_Source data_:
## start

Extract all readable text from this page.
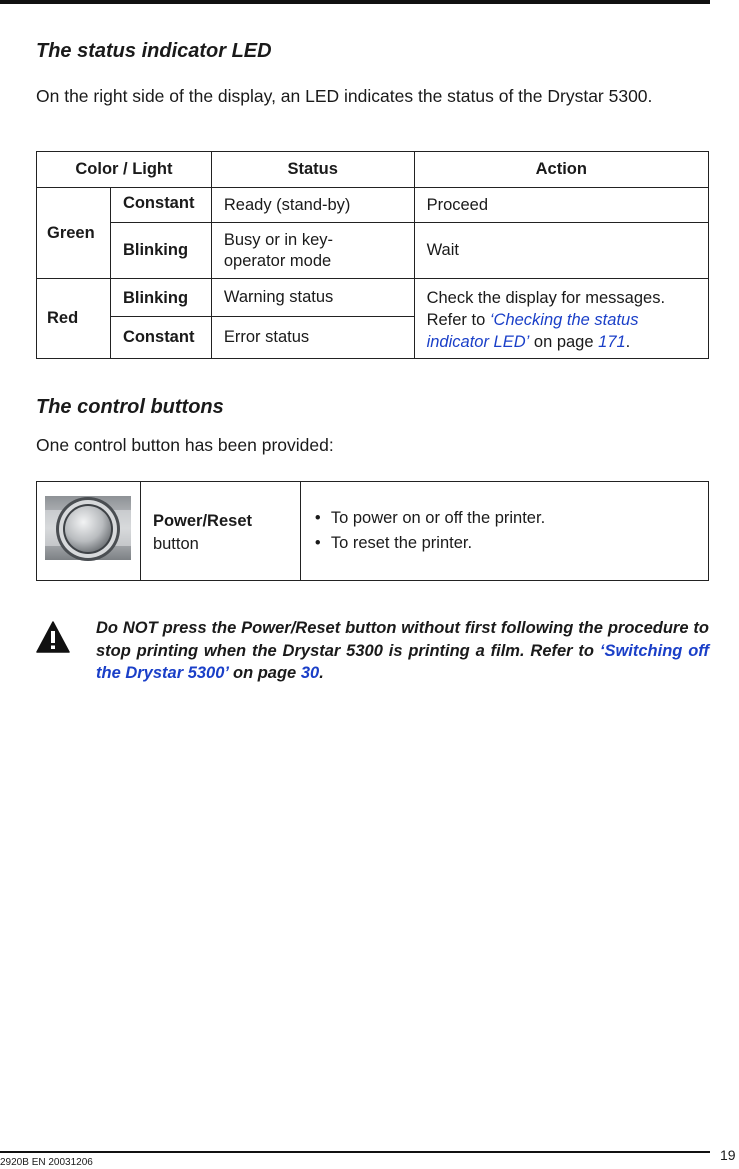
The status indicator LED

On the right side of the display, an LED indicates the status of the Drystar 5300.

Color / Light		Status	Action
Green	Constant	Ready (stand-by)	Proceed
	Blinking	Busy or in key-operator mode	Wait
Red	Blinking	Warning status	Check the display for messages.
Refer to ‘Checking the status indicator LED’ on page 171.
	Constant	Error status	
The control buttons

One control button has been provided:

	Power/Reset
button	
• To power on or off the printer.
• To reset the printer.

Do NOT press the Power/Reset button without first following the procedure to stop printing when the Drystar 5300 is printing a film. Refer to ‘Switching off the Drystar 5300’ on page 30.

2920B EN 20031206	19
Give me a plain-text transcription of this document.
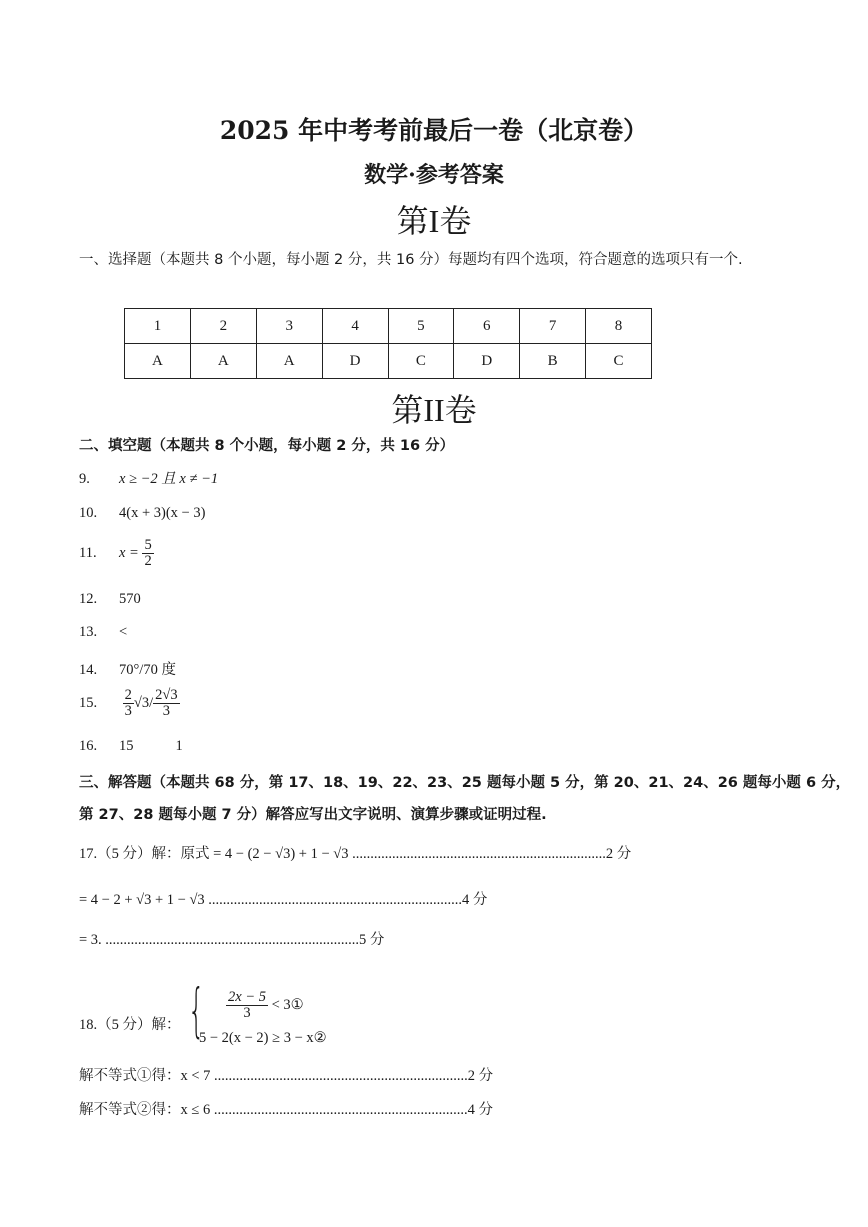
2025 年中考考前最后一卷（北京卷）
数学·参考答案
第I卷
一、选择题（本题共 8 个小题，每小题 2 分，共 16 分）每题均有四个选项，符合题意的选项只有一个.
1	2	3	4	5	6	7	8
A	A	A	D	C	D	B	C
第II卷
二、填空题（本题共 8 个小题，每小题 2 分，共 16 分）
9. x ≥ −2 且 x ≠ −1
10. 4(x + 3)(x − 3)
11. $x = \frac{5}{2}$
12. 570
13. <
14. 70°/70 度
15. $\frac{2}{3} √3/ \frac{2√3}{3}$
16. 15	1
三、解答题（本题共 68 分，第 17、18、19、22、23、25 题每小题 5 分，第 20、21、24、26 题每小题 6 分，
第 27、28 题每小题 7 分）解答应写出文字说明、演算步骤或证明过程.
17.（5 分）解：原式 = 4 − (2 − √3) + 1 − √3 ......................................................................2 分
= 4 − 2 + √3 + 1 − √3 ......................................................................4 分
= 3. ......................................................................5 分
18.（5 分）解： { $\frac{2x - 5}{3}$ < 3①
5 − 2(x − 2) ≥ 3 − x②
解不等式①得：x < 7 ......................................................................2 分
解不等式②得：x ≤ 6 ......................................................................4 分
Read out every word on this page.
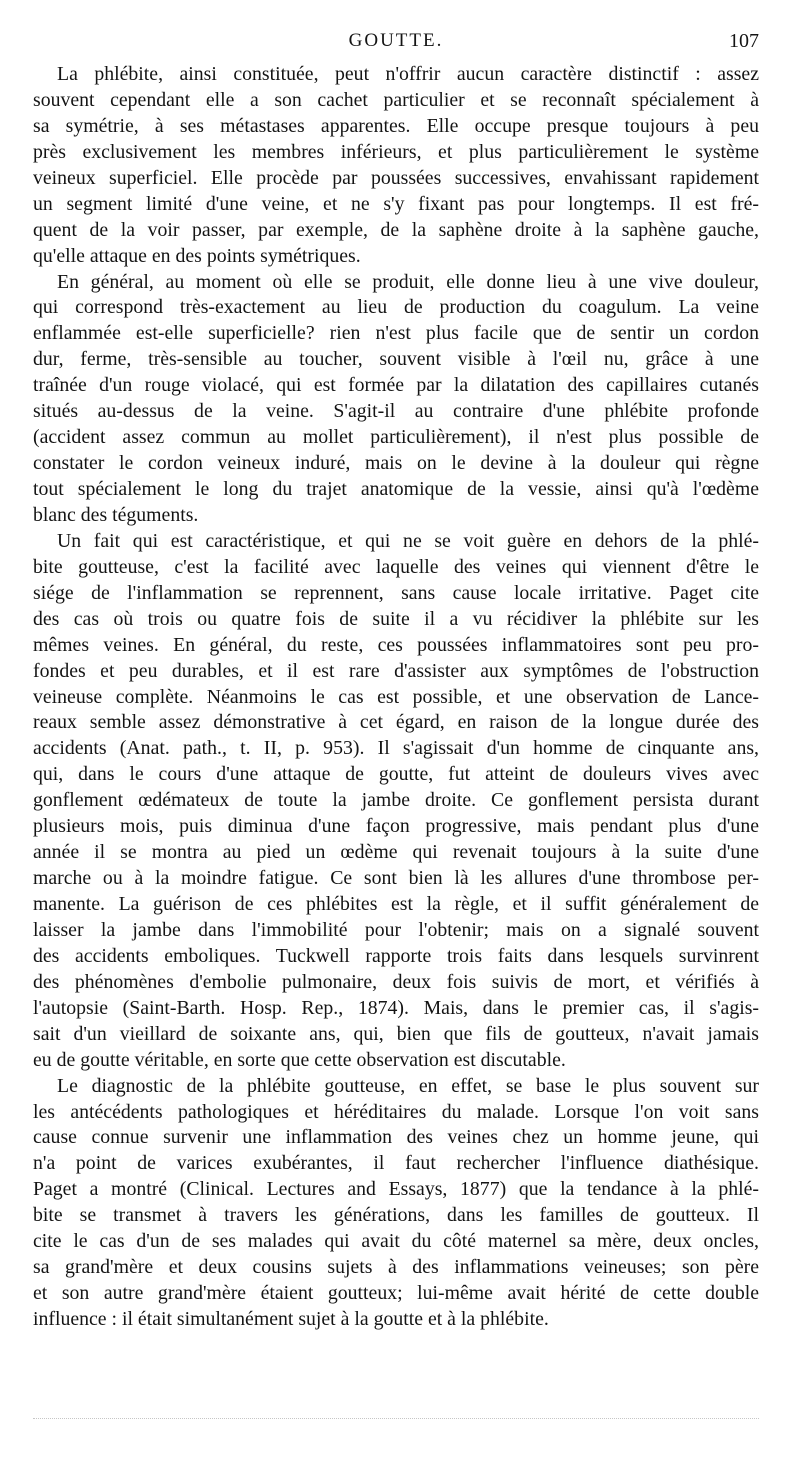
GOUTTE.	107
La phlébite, ainsi constituée, peut n'offrir aucun caractère distinctif : assez
souvent cependant elle a son cachet particulier et se reconnaît spécialement à
sa symétrie, à ses métastases apparentes. Elle occupe presque toujours à peu
près exclusivement les membres inférieurs, et plus particulièrement le système
veineux superficiel. Elle procède par poussées successives, envahissant rapidement
un segment limité d'une veine, et ne s'y fixant pas pour longtemps. Il est fré-
quent de la voir passer, par exemple, de la saphène droite à la saphène gauche,
qu'elle attaque en des points symétriques.
En général, au moment où elle se produit, elle donne lieu à une vive douleur,
qui correspond très-exactement au lieu de production du coagulum. La veine
enflammée est-elle superficielle? rien n'est plus facile que de sentir un cordon
dur, ferme, très-sensible au toucher, souvent visible à l'œil nu, grâce à une
traînée d'un rouge violacé, qui est formée par la dilatation des capillaires cutanés
situés au-dessus de la veine. S'agit-il au contraire d'une phlébite profonde
(accident assez commun au mollet particulièrement), il n'est plus possible de
constater le cordon veineux induré, mais on le devine à la douleur qui règne
tout spécialement le long du trajet anatomique de la vessie, ainsi qu'à l'œdème
blanc des téguments.
Un fait qui est caractéristique, et qui ne se voit guère en dehors de la phlé-
bite goutteuse, c'est la facilité avec laquelle des veines qui viennent d'être le
siége de l'inflammation se reprennent, sans cause locale irritative. Paget cite
des cas où trois ou quatre fois de suite il a vu récidiver la phlébite sur les
mêmes veines. En général, du reste, ces poussées inflammatoires sont peu pro-
fondes et peu durables, et il est rare d'assister aux symptômes de l'obstruction
veineuse complète. Néanmoins le cas est possible, et une observation de Lance-
reaux semble assez démonstrative à cet égard, en raison de la longue durée des
accidents (Anat. path., t. II, p. 953). Il s'agissait d'un homme de cinquante ans,
qui, dans le cours d'une attaque de goutte, fut atteint de douleurs vives avec
gonflement œdémateux de toute la jambe droite. Ce gonflement persista durant
plusieurs mois, puis diminua d'une façon progressive, mais pendant plus d'une
année il se montra au pied un œdème qui revenait toujours à la suite d'une
marche ou à la moindre fatigue. Ce sont bien là les allures d'une thrombose per-
manente. La guérison de ces phlébites est la règle, et il suffit généralement de
laisser la jambe dans l'immobilité pour l'obtenir; mais on a signalé souvent
des accidents emboliques. Tuckwell rapporte trois faits dans lesquels survinrent
des phénomènes d'embolie pulmonaire, deux fois suivis de mort, et vérifiés à
l'autopsie (Saint-Barth. Hosp. Rep., 1874). Mais, dans le premier cas, il s'agis-
sait d'un vieillard de soixante ans, qui, bien que fils de goutteux, n'avait jamais
eu de goutte véritable, en sorte que cette observation est discutable.
Le diagnostic de la phlébite goutteuse, en effet, se base le plus souvent sur
les antécédents pathologiques et héréditaires du malade. Lorsque l'on voit sans
cause connue survenir une inflammation des veines chez un homme jeune, qui
n'a point de varices exubérantes, il faut rechercher l'influence diathésique.
Paget a montré (Clinical. Lectures and Essays, 1877) que la tendance à la phlé-
bite se transmet à travers les générations, dans les familles de goutteux. Il
cite le cas d'un de ses malades qui avait du côté maternel sa mère, deux oncles,
sa grand'mère et deux cousins sujets à des inflammations veineuses; son père
et son autre grand'mère étaient goutteux; lui-même avait hérité de cette double
influence : il était simultanément sujet à la goutte et à la phlébite.
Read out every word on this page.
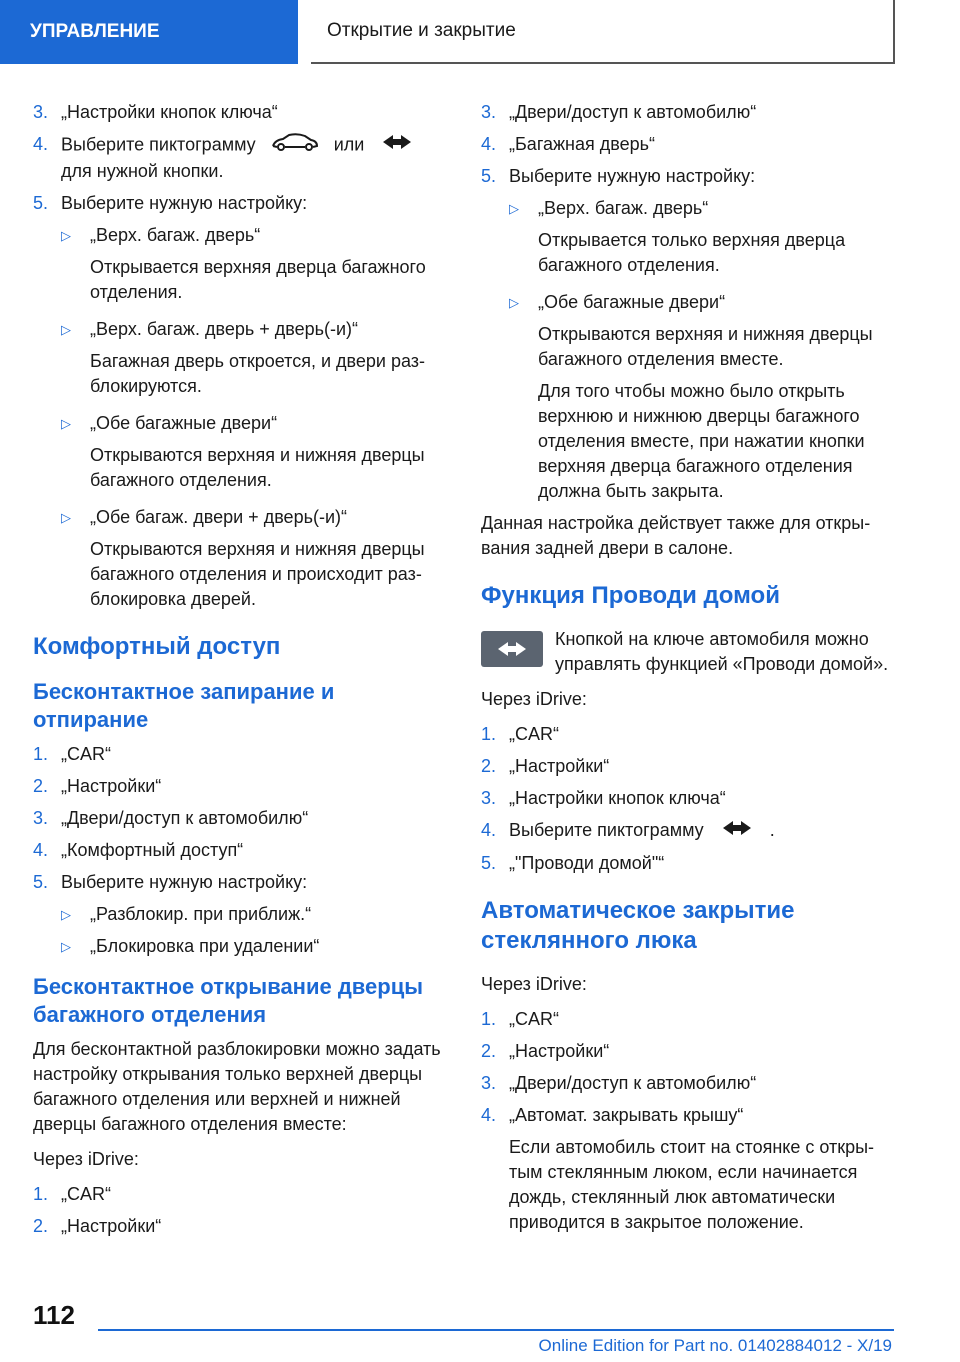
УПРАВЛЕНИЕ	Открытие и закрытие
3. „Настройки кнопок ключа“
4. Выберите пиктограмму	или
для нужной кнопки.
5. Выберите нужную настройку:
▷	„Верх. багаж. дверь“
Открывается верхняя дверца багажного отделения.
▷	„Верх. багаж. дверь + дверь(-и)“
Багажная дверь откроется, и двери разблокируются.
▷	„Обе багажные двери“
Открываются верхняя и нижняя дверцы багажного отделения.
▷	„Обе багаж. двери + дверь(-и)“
Открываются верхняя и нижняя дверцы багажного отделения и происходит разблокировка дверей.
Комфортный доступ
Бесконтактное запирание и отпирание
1. „CAR“
2. „Настройки“
3. „Двери/доступ к автомобилю“
4. „Комфортный доступ“
5. Выберите нужную настройку:
▷	„Разблокир. при приближ.“
▷	„Блокировка при удалении“
Бесконтактное открывание дверцы багажного отделения
Для бесконтактной разблокировки можно задать настройку открывания только верхней дверцы багажного отделения или верхней и нижней дверцы багажного отделения вместе:
Через iDrive:
1. „CAR“
2. „Настройки“
3. „Двери/доступ к автомобилю“
4. „Багажная дверь“
5. Выберите нужную настройку:
▷	„Верх. багаж. дверь“
Открывается только верхняя дверца багажного отделения.
▷	„Обе багажные двери“
Открываются верхняя и нижняя дверцы багажного отделения вместе.
Для того чтобы можно было открыть верхнюю и нижнюю дверцы багажного отделения вместе, при нажатии кнопки верхняя дверца багажного отделения должна быть закрыта.
Данная настройка действует также для открывания задней двери в салоне.
Функция Проводи домой
Кнопкой на ключе автомобиля можно управлять функцией «Проводи домой».
Через iDrive:
1. „CAR“
2. „Настройки“
3. „Настройки кнопок ключа“
4. Выберите пиктограмму	.
5. „"Проводи домой"“
Автоматическое закрытие стеклянного люка
Через iDrive:
1. „CAR“
2. „Настройки“
3. „Двери/доступ к автомобилю“
4. „Автомат. закрывать крышу“
Если автомобиль стоит на стоянке с открытым стеклянным люком, если начинается дождь, стеклянный люк автоматически приводится в закрытое положение.
112
Online Edition for Part no. 01402884012 - X/19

## end

_What is asked_:
Copy the records exactly as they appear, excluding images.

_Answer to the problem_:
Extract all readable text from this page.
The status indicator LED

On the right side of the display, an LED indicates the status of the Drystar 5300.

Color / Light		Status	Action
Green	Constant	Ready (stand-by)	Proceed
	Blinking	Busy or in key-operator mode	Wait
Red	Blinking	Warning status	Check the display for messages.
Refer to ‘Checking the status indicator LED’ on page 171.
	Constant	Error status	
The control buttons

One control button has been provided:

	Power/Reset
button	
• To power on or off the printer.
• To reset the printer.

Do NOT press the Power/Reset button without first following the procedure to stop printing when the Drystar 5300 is printing a film. Refer to ‘Switching off the Drystar 5300’ on page 30.

2920B EN 20031206	19
Give me a plain-text transcription of this document.
2025 年中考考前最后一卷（北京卷）
数学·参考答案
第I卷
一、选择题（本题共 8 个小题，每小题 2 分，共 16 分）每题均有四个选项，符合题意的选项只有一个.
1	2	3	4	5	6	7	8
A	A	A	D	C	D	B	C
第II卷
二、填空题（本题共 8 个小题，每小题 2 分，共 16 分）
9. x ≥ −2 且 x ≠ −1
10. 4(x + 3)(x − 3)
11. $x = \frac{5}{2}$
12. 570
13. <
14. 70°/70 度
15. $\frac{2}{3} √3/ \frac{2√3}{3}$
16. 15	1
三、解答题（本题共 68 分，第 17、18、19、22、23、25 题每小题 5 分，第 20、21、24、26 题每小题 6 分，
第 27、28 题每小题 7 分）解答应写出文字说明、演算步骤或证明过程.
17.（5 分）解：原式 = 4 − (2 − √3) + 1 − √3 ......................................................................2 分
= 4 − 2 + √3 + 1 − √3 ......................................................................4 分
= 3. ......................................................................5 分
18.（5 分）解： { $\frac{2x - 5}{3}$ < 3①
5 − 2(x − 2) ≥ 3 − x②
解不等式①得：x < 7 ......................................................................2 分
解不等式②得：x ≤ 6 ......................................................................4 分
Read out every word on this page.
GOUTTE.	107
La phlébite, ainsi constituée, peut n'offrir aucun caractère distinctif : assez
souvent cependant elle a son cachet particulier et se reconnaît spécialement à
sa symétrie, à ses métastases apparentes. Elle occupe presque toujours à peu
près exclusivement les membres inférieurs, et plus particulièrement le système
veineux superficiel. Elle procède par poussées successives, envahissant rapidement
un segment limité d'une veine, et ne s'y fixant pas pour longtemps. Il est fré-
quent de la voir passer, par exemple, de la saphène droite à la saphène gauche,
qu'elle attaque en des points symétriques.
En général, au moment où elle se produit, elle donne lieu à une vive douleur,
qui correspond très-exactement au lieu de production du coagulum. La veine
enflammée est-elle superficielle? rien n'est plus facile que de sentir un cordon
dur, ferme, très-sensible au toucher, souvent visible à l'œil nu, grâce à une
traînée d'un rouge violacé, qui est formée par la dilatation des capillaires cutanés
situés au-dessus de la veine. S'agit-il au contraire d'une phlébite profonde
(accident assez commun au mollet particulièrement), il n'est plus possible de
constater le cordon veineux induré, mais on le devine à la douleur qui règne
tout spécialement le long du trajet anatomique de la vessie, ainsi qu'à l'œdème
blanc des téguments.
Un fait qui est caractéristique, et qui ne se voit guère en dehors de la phlé-
bite goutteuse, c'est la facilité avec laquelle des veines qui viennent d'être le
siége de l'inflammation se reprennent, sans cause locale irritative. Paget cite
des cas où trois ou quatre fois de suite il a vu récidiver la phlébite sur les
mêmes veines. En général, du reste, ces poussées inflammatoires sont peu pro-
fondes et peu durables, et il est rare d'assister aux symptômes de l'obstruction
veineuse complète. Néanmoins le cas est possible, et une observation de Lance-
reaux semble assez démonstrative à cet égard, en raison de la longue durée des
accidents (Anat. path., t. II, p. 953). Il s'agissait d'un homme de cinquante ans,
qui, dans le cours d'une attaque de goutte, fut atteint de douleurs vives avec
gonflement œdémateux de toute la jambe droite. Ce gonflement persista durant
plusieurs mois, puis diminua d'une façon progressive, mais pendant plus d'une
année il se montra au pied un œdème qui revenait toujours à la suite d'une
marche ou à la moindre fatigue. Ce sont bien là les allures d'une thrombose per-
manente. La guérison de ces phlébites est la règle, et il suffit généralement de
laisser la jambe dans l'immobilité pour l'obtenir; mais on a signalé souvent
des accidents emboliques. Tuckwell rapporte trois faits dans lesquels survinrent
des phénomènes d'embolie pulmonaire, deux fois suivis de mort, et vérifiés à
l'autopsie (Saint-Barth. Hosp. Rep., 1874). Mais, dans le premier cas, il s'agis-
sait d'un vieillard de soixante ans, qui, bien que fils de goutteux, n'avait jamais
eu de goutte véritable, en sorte que cette observation est discutable.
Le diagnostic de la phlébite goutteuse, en effet, se base le plus souvent sur
les antécédents pathologiques et héréditaires du malade. Lorsque l'on voit sans
cause connue survenir une inflammation des veines chez un homme jeune, qui
n'a point de varices exubérantes, il faut rechercher l'influence diathésique.
Paget a montré (Clinical. Lectures and Essays, 1877) que la tendance à la phlé-
bite se transmet à travers les générations, dans les familles de goutteux. Il
cite le cas d'un de ses malades qui avait du côté maternel sa mère, deux oncles,
sa grand'mère et deux cousins sujets à des inflammations veineuses; son père
et son autre grand'mère étaient goutteux; lui-même avait hérité de cette double
influence : il était simultanément sujet à la goutte et à la phlébite.
Read out every word on this page.
УПРАВЛЕНИЕ	Открытие и закрытие
3. „Настройки кнопок ключа“
4. Выберите пиктограмму	или
для нужной кнопки.
5. Выберите нужную настройку:
▷	„Верх. багаж. дверь“
Открывается верхняя дверца багажного отделения.
▷	„Верх. багаж. дверь + дверь(-и)“
Багажная дверь откроется, и двери разблокируются.
▷	„Обе багажные двери“
Открываются верхняя и нижняя дверцы багажного отделения.
▷	„Обе багаж. двери + дверь(-и)“
Открываются верхняя и нижняя дверцы багажного отделения и происходит разблокировка дверей.
Комфортный доступ
Бесконтактное запирание и отпирание
1. „CAR“
2. „Настройки“
3. „Двери/доступ к автомобилю“
4. „Комфортный доступ“
5. Выберите нужную настройку:
▷	„Разблокир. при приближ.“
▷	„Блокировка при удалении“
Бесконтактное открывание дверцы багажного отделения
Для бесконтактной разблокировки можно задать настройку открывания только верхней дверцы багажного отделения или верхней и нижней дверцы багажного отделения вместе:
Через iDrive:
1. „CAR“
2. „Настройки“
3. „Двери/доступ к автомобилю“
4. „Багажная дверь“
5. Выберите нужную настройку:
▷	„Верх. багаж. дверь“
Открывается только верхняя дверца багажного отделения.
▷	„Обе багажные двери“
Открываются верхняя и нижняя дверцы багажного отделения вместе.
Для того чтобы можно было открыть верхнюю и нижнюю дверцы багажного отделения вместе, при нажатии кнопки верхняя дверца багажного отделения должна быть закрыта.
Данная настройка действует также для открывания задней двери в салоне.
Функция Проводи домой
Кнопкой на ключе автомобиля можно управлять функцией «Проводи домой».
Через iDrive:
1. „CAR“
2. „Настройки“
3. „Настройки кнопок ключа“
4. Выберите пиктограмму	.
5. „"Проводи домой"“
Автоматическое закрытие стеклянного люка
Через iDrive:
1. „CAR“
2. „Настройки“
3. „Двери/доступ к автомобилю“
4. „Автомат. закрывать крышу“
Если автомобиль стоит на стоянке с открытым стеклянным люком, если начинается дождь, стеклянный люк автоматически приводится в закрытое положение.
112
Online Edition for Part no. 01402884012 - X/19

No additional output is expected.